§ Exercise goal: Only the lines from the one containing "Convert this document image to plain text." through the last line below should be written out, exactly and with both ends kept.

§ Task inputs:
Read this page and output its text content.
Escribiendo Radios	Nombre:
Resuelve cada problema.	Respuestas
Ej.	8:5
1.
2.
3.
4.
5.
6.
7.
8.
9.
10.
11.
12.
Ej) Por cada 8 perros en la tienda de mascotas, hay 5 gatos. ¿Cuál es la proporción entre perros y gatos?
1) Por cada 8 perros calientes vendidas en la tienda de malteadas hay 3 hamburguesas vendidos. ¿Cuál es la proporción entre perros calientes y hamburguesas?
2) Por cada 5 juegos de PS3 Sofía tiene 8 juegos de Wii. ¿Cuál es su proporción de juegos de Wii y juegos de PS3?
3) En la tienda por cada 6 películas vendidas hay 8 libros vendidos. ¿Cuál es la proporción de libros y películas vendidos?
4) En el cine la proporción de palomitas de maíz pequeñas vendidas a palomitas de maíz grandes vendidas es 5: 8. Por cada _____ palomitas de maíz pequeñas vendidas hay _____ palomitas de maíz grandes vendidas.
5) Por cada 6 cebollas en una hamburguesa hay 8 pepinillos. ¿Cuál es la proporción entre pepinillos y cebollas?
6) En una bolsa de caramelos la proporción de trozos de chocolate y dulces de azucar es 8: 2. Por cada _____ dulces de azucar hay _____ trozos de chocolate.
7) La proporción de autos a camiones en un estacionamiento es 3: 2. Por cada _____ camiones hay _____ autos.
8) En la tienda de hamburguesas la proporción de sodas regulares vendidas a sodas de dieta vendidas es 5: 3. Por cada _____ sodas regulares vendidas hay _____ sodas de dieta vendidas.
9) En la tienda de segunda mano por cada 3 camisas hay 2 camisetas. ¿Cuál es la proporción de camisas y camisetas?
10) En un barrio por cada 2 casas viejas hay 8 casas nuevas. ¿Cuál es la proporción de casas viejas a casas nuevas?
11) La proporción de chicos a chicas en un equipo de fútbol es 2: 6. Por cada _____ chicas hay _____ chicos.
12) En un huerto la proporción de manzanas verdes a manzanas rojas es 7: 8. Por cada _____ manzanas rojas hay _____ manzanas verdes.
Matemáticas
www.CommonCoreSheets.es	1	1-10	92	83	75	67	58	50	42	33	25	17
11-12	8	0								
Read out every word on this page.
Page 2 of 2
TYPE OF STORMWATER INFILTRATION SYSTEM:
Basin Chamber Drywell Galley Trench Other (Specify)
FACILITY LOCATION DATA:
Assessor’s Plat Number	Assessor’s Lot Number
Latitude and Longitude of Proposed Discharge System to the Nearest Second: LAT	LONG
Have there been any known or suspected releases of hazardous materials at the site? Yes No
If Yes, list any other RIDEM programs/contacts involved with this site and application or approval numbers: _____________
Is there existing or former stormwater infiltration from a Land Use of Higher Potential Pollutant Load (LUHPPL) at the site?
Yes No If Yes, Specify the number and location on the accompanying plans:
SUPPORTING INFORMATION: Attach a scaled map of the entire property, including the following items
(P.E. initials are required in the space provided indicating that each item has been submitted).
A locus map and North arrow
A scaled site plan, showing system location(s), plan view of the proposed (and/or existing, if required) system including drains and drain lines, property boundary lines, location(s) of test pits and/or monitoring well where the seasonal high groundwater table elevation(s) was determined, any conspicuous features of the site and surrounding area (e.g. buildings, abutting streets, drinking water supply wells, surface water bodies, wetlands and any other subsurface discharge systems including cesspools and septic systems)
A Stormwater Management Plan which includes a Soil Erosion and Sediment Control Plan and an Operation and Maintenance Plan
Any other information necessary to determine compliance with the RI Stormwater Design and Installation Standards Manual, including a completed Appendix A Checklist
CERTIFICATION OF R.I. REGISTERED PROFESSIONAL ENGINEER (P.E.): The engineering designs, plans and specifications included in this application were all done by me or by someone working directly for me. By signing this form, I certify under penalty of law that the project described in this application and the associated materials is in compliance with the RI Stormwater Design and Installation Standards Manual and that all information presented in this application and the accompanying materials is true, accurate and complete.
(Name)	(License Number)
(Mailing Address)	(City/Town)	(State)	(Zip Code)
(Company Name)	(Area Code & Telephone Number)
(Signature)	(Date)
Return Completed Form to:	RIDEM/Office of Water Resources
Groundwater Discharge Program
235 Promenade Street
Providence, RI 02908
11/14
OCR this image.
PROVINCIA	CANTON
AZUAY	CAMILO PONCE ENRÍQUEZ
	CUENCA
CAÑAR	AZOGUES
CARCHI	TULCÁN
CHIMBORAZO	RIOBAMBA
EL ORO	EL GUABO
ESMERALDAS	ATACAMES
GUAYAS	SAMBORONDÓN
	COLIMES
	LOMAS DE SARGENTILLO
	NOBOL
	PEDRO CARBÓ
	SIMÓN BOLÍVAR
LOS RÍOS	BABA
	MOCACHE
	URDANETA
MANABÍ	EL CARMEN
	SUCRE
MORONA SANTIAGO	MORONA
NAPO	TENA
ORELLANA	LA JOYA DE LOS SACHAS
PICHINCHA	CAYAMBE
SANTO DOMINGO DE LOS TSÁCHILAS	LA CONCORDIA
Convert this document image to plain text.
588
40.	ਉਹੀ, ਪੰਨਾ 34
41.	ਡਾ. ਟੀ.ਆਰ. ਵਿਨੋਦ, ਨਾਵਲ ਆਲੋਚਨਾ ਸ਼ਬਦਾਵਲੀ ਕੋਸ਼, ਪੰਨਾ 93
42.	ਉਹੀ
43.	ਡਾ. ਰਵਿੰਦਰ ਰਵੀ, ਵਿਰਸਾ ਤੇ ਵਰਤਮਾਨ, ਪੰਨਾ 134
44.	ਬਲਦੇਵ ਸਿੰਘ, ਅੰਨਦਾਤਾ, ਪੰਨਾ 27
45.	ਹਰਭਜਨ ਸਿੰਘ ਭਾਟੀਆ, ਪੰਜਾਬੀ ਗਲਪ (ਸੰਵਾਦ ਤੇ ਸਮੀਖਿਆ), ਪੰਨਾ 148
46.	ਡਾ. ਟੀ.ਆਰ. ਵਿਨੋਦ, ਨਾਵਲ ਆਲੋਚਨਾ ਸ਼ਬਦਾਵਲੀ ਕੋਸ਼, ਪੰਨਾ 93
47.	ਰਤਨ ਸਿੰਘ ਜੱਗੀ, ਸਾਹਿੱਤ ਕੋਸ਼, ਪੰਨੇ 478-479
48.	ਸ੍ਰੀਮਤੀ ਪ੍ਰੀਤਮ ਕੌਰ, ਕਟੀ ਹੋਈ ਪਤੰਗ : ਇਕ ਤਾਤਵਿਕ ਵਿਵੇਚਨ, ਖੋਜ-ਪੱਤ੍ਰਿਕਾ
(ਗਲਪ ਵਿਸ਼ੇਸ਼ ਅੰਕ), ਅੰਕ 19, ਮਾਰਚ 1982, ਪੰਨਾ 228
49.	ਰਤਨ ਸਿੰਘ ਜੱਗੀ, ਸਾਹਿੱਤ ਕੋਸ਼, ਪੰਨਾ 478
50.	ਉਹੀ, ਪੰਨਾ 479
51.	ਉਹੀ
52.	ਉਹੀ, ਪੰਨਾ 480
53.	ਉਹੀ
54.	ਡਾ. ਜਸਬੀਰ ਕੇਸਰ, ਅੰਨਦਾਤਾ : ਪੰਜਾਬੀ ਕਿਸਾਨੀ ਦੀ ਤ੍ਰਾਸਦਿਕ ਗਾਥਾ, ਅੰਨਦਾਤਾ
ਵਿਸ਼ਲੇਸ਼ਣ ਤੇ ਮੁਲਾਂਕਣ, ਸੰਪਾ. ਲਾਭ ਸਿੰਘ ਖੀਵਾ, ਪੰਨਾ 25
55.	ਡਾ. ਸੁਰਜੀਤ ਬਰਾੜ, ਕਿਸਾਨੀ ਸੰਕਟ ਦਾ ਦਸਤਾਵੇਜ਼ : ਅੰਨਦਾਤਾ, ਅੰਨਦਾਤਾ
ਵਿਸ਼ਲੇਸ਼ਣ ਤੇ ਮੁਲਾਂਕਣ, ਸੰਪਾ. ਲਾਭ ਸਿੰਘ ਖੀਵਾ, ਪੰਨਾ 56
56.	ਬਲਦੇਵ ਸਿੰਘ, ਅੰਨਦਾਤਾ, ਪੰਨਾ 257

§ Expected output:
Convert this document image to plain text.
588
40.	ਉਹੀ, ਪੰਨਾ 34
41.	ਡਾ. ਟੀ.ਆਰ. ਵਿਨੋਦ, ਨਾਵਲ ਆਲੋਚਨਾ ਸ਼ਬਦਾਵਲੀ ਕੋਸ਼, ਪੰਨਾ 93
42.	ਉਹੀ
43.	ਡਾ. ਰਵਿੰਦਰ ਰਵੀ, ਵਿਰਸਾ ਤੇ ਵਰਤਮਾਨ, ਪੰਨਾ 134
44.	ਬਲਦੇਵ ਸਿੰਘ, ਅੰਨਦਾਤਾ, ਪੰਨਾ 27
45.	ਹਰਭਜਨ ਸਿੰਘ ਭਾਟੀਆ, ਪੰਜਾਬੀ ਗਲਪ (ਸੰਵਾਦ ਤੇ ਸਮੀਖਿਆ), ਪੰਨਾ 148
46.	ਡਾ. ਟੀ.ਆਰ. ਵਿਨੋਦ, ਨਾਵਲ ਆਲੋਚਨਾ ਸ਼ਬਦਾਵਲੀ ਕੋਸ਼, ਪੰਨਾ 93
47.	ਰਤਨ ਸਿੰਘ ਜੱਗੀ, ਸਾਹਿੱਤ ਕੋਸ਼, ਪੰਨੇ 478-479
48.	ਸ੍ਰੀਮਤੀ ਪ੍ਰੀਤਮ ਕੌਰ, ਕਟੀ ਹੋਈ ਪਤੰਗ : ਇਕ ਤਾਤਵਿਕ ਵਿਵੇਚਨ, ਖੋਜ-ਪੱਤ੍ਰਿਕਾ
(ਗਲਪ ਵਿਸ਼ੇਸ਼ ਅੰਕ), ਅੰਕ 19, ਮਾਰਚ 1982, ਪੰਨਾ 228
49.	ਰਤਨ ਸਿੰਘ ਜੱਗੀ, ਸਾਹਿੱਤ ਕੋਸ਼, ਪੰਨਾ 478
50.	ਉਹੀ, ਪੰਨਾ 479
51.	ਉਹੀ
52.	ਉਹੀ, ਪੰਨਾ 480
53.	ਉਹੀ
54.	ਡਾ. ਜਸਬੀਰ ਕੇਸਰ, ਅੰਨਦਾਤਾ : ਪੰਜਾਬੀ ਕਿਸਾਨੀ ਦੀ ਤ੍ਰਾਸਦਿਕ ਗਾਥਾ, ਅੰਨਦਾਤਾ
ਵਿਸ਼ਲੇਸ਼ਣ ਤੇ ਮੁਲਾਂਕਣ, ਸੰਪਾ. ਲਾਭ ਸਿੰਘ ਖੀਵਾ, ਪੰਨਾ 25
55.	ਡਾ. ਸੁਰਜੀਤ ਬਰਾੜ, ਕਿਸਾਨੀ ਸੰਕਟ ਦਾ ਦਸਤਾਵੇਜ਼ : ਅੰਨਦਾਤਾ, ਅੰਨਦਾਤਾ
ਵਿਸ਼ਲੇਸ਼ਣ ਤੇ ਮੁਲਾਂਕਣ, ਸੰਪਾ. ਲਾਭ ਸਿੰਘ ਖੀਵਾ, ਪੰਨਾ 56
56.	ਬਲਦੇਵ ਸਿੰਘ, ਅੰਨਦਾਤਾ, ਪੰਨਾ 257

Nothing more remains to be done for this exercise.